_Brief A_
According to the glab stack overview below, in which GitLab CLI version was glab stack released?
_Brief B_
From the glab stack overview below, return everything from "Status: Experiment, released" down to "in the repo.", copied character for character.

_Selected excerpt_
○ ○ ○ ○

| name | glab-stack |
| description | Manage stacked diffs and merge requests with the GitLab CLI. Use when the user wants to create, save, amend, sync, navigate, or reorder a stack of dependent merge requests. Triggers on tasks involving stacked diffs, stacked MRs, dependent merge requests, or incremental code review workflows using `glab stack`. |
glab stack
glab stack is a feature of the GitLab CLI for managing stacked diffs — a series of small, dependent merge requests that build on each other to deliver a larger feature. Each entry in the stack is a separate branch with its own MR. Reviewers see only the diff for their layer; you keep building while earlier changes are in review.
Status: Experiment, released in GitLab CLI v1.42.0. The interface may change.
How glab stack works
glab stack uses a save-centric model: glab stack save bundles staging, committing, and branch creation into a single step. There are no separate Git operations for creating stack branches — the CLI manages branch creation automatically. Stack metadata lives in .git/stacked/ in the repo.
Each diff gets its own branch named {branch_prefix}-{stack-title}-{8-char-hex}. The branch prefix defaults to $USER (your local username), or can be set with glab config set branch_prefix <value>. The hash is generated at save time from the message, title, author, and timestamp — branch names are not sequential or predictable in advance. Use glab stack list to see the current branch names for each diff.

○ ○ ○ ○

_Excerpted data_
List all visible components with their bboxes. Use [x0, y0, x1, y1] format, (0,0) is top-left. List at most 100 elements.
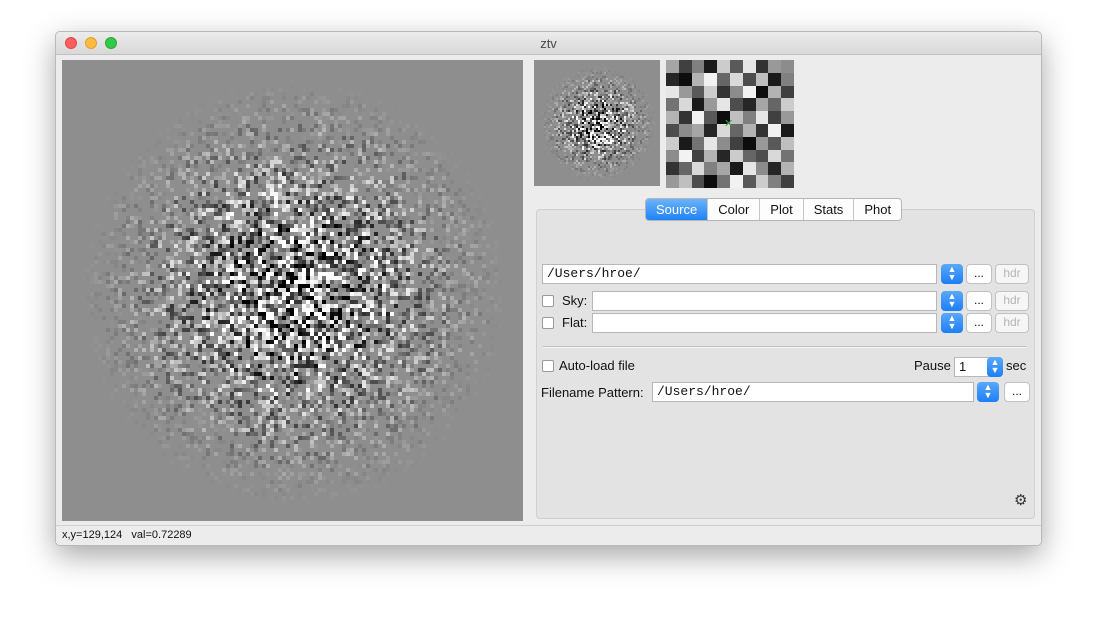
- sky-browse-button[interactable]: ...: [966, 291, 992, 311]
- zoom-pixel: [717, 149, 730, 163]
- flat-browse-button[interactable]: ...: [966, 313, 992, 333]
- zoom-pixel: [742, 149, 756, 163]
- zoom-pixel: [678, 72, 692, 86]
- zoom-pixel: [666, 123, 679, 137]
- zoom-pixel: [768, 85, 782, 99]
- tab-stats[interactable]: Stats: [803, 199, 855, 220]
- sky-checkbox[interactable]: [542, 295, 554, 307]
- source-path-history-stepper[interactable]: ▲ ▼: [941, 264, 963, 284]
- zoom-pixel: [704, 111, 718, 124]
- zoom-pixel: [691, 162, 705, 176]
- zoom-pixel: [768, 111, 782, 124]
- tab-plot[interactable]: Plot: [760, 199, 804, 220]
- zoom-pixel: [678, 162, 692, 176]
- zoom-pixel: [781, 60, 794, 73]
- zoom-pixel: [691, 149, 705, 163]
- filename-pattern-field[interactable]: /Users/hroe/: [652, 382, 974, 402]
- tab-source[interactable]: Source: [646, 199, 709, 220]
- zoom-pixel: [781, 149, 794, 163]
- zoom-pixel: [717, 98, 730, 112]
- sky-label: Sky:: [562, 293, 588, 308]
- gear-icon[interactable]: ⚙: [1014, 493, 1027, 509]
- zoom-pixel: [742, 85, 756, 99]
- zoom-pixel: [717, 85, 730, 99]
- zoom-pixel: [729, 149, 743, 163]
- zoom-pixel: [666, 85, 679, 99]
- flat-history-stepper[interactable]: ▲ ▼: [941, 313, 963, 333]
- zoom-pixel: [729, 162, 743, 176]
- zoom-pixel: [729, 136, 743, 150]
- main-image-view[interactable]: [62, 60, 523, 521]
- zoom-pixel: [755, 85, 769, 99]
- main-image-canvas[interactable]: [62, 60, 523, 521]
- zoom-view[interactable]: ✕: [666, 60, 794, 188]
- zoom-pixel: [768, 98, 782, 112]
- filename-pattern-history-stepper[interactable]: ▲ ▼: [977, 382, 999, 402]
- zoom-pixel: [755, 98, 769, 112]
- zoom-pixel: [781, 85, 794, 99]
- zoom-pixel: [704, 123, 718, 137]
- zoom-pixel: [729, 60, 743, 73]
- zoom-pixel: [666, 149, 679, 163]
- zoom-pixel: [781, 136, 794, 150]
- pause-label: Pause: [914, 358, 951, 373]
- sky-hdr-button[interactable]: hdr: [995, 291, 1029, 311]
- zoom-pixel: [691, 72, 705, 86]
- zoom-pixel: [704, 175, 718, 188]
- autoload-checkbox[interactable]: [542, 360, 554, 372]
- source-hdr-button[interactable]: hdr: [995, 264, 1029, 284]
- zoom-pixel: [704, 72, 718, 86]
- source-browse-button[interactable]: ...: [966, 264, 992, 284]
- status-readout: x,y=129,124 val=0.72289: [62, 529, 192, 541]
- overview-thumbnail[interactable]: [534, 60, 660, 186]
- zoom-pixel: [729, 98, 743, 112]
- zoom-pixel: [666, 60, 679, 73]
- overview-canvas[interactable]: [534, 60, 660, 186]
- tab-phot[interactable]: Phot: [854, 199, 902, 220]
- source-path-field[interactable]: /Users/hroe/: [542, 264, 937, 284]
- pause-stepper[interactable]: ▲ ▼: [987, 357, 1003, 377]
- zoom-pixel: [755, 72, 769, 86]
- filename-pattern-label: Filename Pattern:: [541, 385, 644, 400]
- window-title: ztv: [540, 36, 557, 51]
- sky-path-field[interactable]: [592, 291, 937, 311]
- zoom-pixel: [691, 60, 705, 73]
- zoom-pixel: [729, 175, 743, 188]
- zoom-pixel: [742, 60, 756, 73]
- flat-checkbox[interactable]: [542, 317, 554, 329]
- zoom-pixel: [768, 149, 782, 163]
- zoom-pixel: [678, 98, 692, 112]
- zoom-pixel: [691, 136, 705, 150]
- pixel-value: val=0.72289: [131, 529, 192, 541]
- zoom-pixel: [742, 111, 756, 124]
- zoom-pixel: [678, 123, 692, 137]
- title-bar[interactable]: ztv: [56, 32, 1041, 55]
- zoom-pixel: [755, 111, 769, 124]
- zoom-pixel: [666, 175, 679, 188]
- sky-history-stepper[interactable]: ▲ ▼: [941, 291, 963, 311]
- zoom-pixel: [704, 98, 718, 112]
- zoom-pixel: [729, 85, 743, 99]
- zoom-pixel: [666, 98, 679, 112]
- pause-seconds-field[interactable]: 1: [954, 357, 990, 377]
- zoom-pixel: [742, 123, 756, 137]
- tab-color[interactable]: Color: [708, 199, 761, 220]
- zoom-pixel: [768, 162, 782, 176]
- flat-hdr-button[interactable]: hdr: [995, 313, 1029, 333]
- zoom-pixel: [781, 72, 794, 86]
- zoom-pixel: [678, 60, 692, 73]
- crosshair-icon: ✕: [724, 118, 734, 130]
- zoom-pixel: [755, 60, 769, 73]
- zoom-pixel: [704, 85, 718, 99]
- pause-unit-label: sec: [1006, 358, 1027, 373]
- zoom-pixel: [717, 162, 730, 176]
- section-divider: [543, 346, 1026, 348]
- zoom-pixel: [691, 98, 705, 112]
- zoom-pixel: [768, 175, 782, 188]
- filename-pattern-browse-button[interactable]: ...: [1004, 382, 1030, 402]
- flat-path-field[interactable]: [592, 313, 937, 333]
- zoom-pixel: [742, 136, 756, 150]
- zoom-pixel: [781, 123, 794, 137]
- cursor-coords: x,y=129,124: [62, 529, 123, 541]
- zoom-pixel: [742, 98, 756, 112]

○ ○ ○ ○

_Worked solution A_
GitLab CLI v1.42.0

_Worked solution B_
Status: Experiment, released in GitLab CLI v1.42.0. The interface may change.
How glab stack works
glab stack uses a save-centric model: glab stack save bundles staging, committing, and branch creation into a single step. There are no separate Git operations for creating stack branches — the CLI manages branch creation automatically. Stack metadata lives in .git/stacked/ in the repo.